= What you need to do =
Give again, unaltered, the line with "Read all visible content and emit it as JSON." and all lines that follow it in the listing below, minus any pictures.

= Provided material =
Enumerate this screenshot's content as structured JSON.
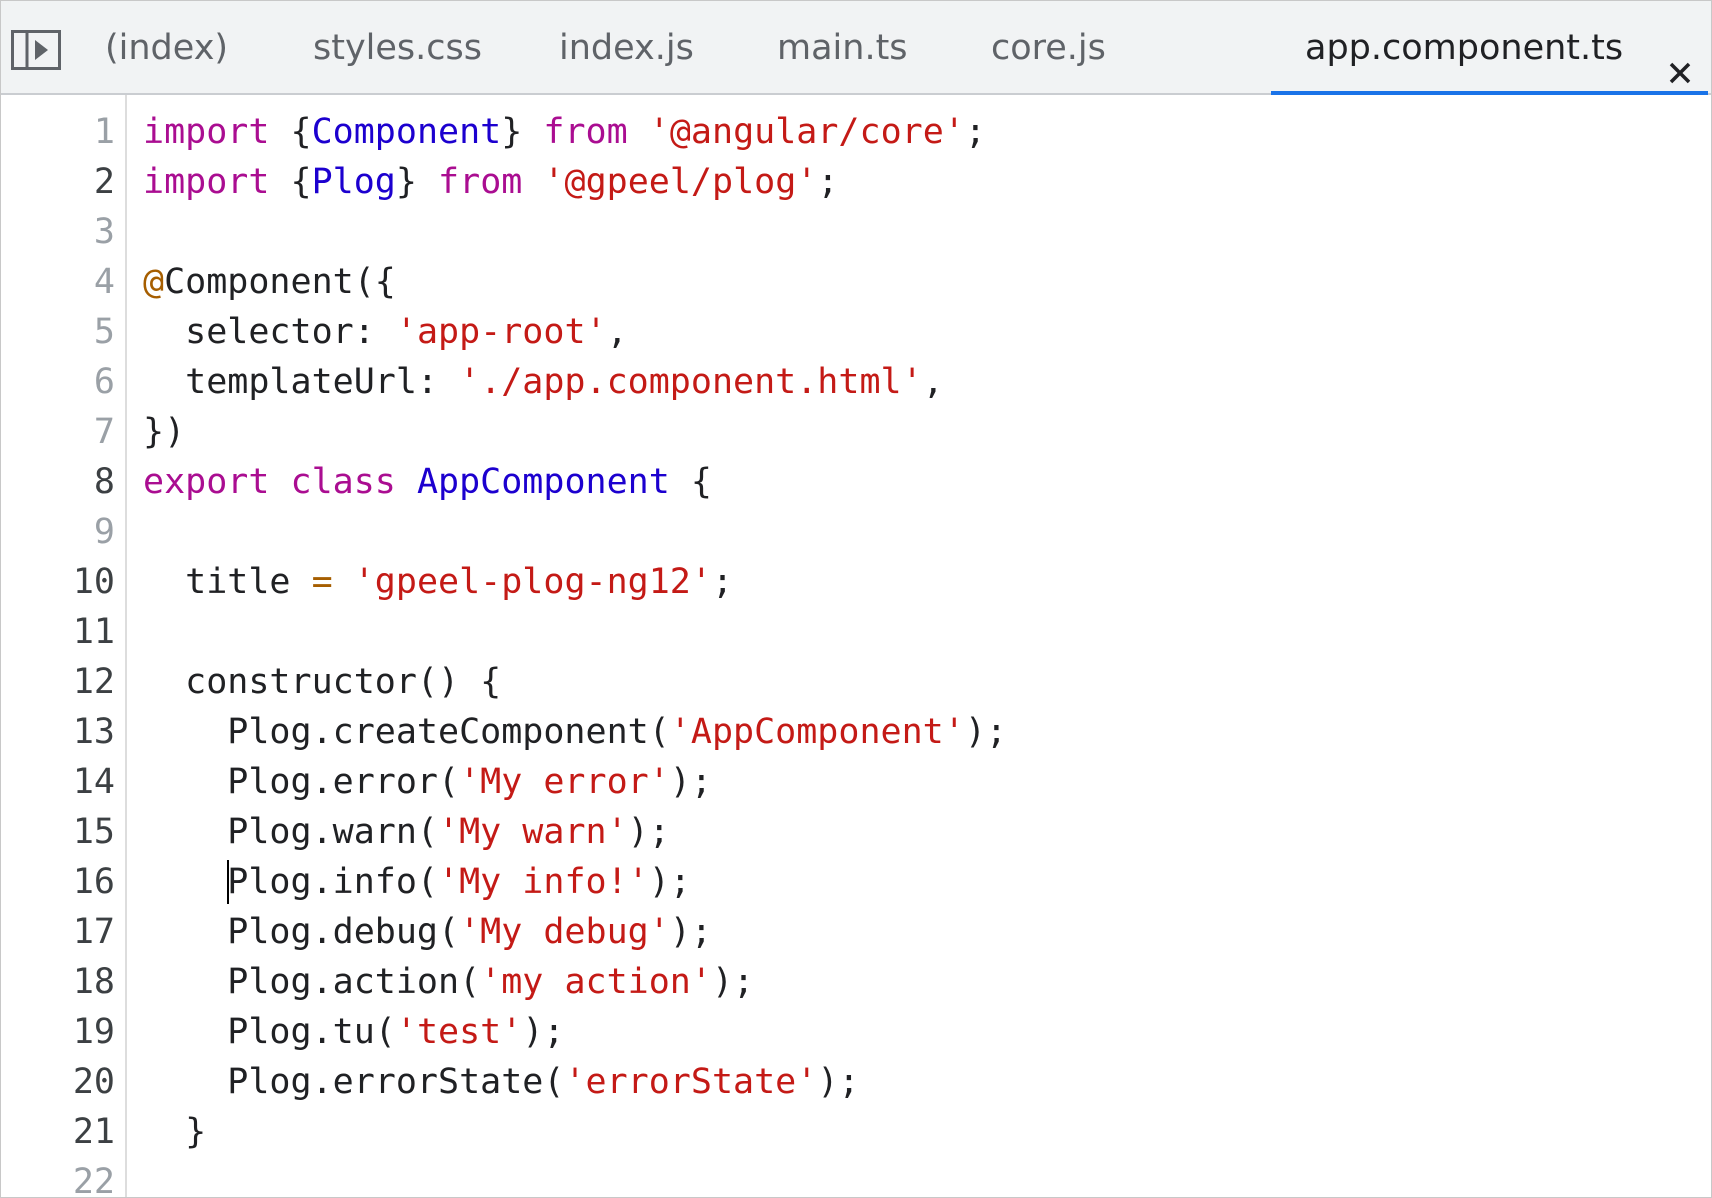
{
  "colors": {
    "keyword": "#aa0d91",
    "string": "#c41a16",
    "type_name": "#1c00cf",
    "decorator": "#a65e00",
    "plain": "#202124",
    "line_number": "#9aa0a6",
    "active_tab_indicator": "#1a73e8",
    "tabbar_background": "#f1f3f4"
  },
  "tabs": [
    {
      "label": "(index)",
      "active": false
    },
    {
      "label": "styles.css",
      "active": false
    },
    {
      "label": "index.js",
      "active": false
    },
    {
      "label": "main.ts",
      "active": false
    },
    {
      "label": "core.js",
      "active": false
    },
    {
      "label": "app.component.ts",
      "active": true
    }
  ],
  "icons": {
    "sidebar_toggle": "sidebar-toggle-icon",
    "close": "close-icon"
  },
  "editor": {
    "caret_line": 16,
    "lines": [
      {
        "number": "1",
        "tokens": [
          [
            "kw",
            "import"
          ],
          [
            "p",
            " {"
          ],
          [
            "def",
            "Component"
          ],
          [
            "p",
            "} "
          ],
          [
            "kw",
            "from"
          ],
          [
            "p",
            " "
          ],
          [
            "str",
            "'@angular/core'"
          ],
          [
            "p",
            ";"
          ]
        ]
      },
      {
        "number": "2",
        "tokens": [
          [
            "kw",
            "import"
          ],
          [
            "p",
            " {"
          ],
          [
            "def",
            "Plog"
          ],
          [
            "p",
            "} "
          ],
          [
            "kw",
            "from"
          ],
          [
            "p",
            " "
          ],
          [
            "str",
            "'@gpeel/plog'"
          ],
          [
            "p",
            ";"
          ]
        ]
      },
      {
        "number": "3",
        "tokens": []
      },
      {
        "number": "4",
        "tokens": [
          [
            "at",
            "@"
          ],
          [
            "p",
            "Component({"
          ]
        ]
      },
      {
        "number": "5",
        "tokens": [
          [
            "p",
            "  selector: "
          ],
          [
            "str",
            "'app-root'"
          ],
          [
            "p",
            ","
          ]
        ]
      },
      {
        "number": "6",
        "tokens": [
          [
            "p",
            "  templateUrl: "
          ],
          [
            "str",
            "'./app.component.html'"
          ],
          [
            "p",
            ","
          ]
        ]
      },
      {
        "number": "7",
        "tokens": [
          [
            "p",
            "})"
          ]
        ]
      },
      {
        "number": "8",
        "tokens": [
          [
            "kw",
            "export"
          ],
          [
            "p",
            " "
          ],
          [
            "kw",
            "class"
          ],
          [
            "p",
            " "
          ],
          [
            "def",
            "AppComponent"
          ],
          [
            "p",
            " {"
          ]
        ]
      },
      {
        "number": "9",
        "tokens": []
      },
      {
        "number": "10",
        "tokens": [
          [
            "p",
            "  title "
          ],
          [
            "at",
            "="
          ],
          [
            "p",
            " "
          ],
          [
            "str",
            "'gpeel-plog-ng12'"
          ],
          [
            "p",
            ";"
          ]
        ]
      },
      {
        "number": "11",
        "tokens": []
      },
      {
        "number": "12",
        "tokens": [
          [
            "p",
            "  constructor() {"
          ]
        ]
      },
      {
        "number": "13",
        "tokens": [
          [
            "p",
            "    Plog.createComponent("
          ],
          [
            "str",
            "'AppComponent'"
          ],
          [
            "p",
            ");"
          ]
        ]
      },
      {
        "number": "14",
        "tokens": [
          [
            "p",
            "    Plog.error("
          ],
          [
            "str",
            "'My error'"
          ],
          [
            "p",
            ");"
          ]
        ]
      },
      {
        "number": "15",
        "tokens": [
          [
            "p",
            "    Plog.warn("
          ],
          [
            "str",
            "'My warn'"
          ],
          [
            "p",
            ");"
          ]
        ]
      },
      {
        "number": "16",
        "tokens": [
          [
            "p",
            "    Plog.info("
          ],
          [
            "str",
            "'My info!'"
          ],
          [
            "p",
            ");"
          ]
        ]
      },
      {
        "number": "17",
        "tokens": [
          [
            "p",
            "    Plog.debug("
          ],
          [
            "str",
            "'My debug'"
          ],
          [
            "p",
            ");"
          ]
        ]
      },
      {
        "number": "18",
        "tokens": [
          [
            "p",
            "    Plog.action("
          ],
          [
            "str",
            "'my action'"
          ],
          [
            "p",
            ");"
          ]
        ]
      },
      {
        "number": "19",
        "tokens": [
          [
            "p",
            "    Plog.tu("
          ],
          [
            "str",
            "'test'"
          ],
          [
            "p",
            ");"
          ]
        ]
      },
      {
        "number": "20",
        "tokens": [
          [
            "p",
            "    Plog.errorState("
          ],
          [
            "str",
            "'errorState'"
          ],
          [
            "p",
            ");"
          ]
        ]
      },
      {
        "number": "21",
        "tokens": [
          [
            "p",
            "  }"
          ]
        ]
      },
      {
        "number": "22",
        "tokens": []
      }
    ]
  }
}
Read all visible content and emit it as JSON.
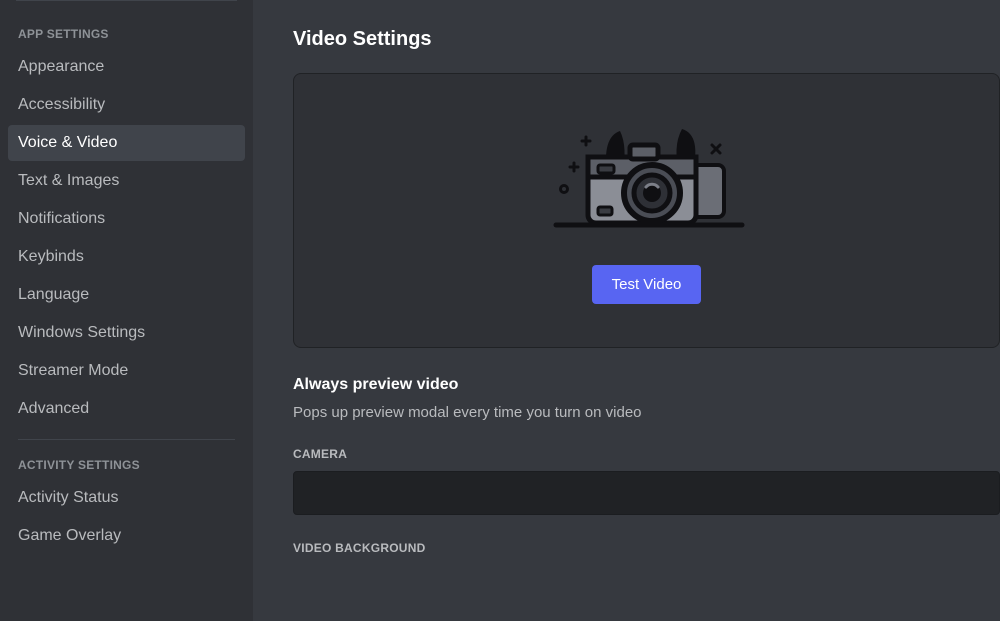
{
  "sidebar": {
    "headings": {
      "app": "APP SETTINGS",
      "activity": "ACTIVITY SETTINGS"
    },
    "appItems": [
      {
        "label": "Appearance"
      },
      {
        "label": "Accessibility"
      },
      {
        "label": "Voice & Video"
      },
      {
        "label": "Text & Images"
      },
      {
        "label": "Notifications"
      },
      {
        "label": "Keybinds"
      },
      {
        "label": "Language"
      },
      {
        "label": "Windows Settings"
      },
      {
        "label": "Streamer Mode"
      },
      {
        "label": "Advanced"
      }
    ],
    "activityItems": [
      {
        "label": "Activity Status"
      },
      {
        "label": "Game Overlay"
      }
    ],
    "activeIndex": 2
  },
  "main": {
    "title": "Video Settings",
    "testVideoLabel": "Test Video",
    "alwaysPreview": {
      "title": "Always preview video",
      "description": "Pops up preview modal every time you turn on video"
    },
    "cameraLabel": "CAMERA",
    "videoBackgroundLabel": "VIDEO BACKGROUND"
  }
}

= Worked answer =
Read all visible content and emit it as JSON.
{
  "sidebar": {
    "headings": {
      "app": "APP SETTINGS",
      "activity": "ACTIVITY SETTINGS"
    },
    "appItems": [
      {
        "label": "Appearance"
      },
      {
        "label": "Accessibility"
      },
      {
        "label": "Voice & Video"
      },
      {
        "label": "Text & Images"
      },
      {
        "label": "Notifications"
      },
      {
        "label": "Keybinds"
      },
      {
        "label": "Language"
      },
      {
        "label": "Windows Settings"
      },
      {
        "label": "Streamer Mode"
      },
      {
        "label": "Advanced"
      }
    ],
    "activityItems": [
      {
        "label": "Activity Status"
      },
      {
        "label": "Game Overlay"
      }
    ],
    "activeIndex": 2
  },
  "main": {
    "title": "Video Settings",
    "testVideoLabel": "Test Video",
    "alwaysPreview": {
      "title": "Always preview video",
      "description": "Pops up preview modal every time you turn on video"
    },
    "cameraLabel": "CAMERA",
    "videoBackgroundLabel": "VIDEO BACKGROUND"
  }
}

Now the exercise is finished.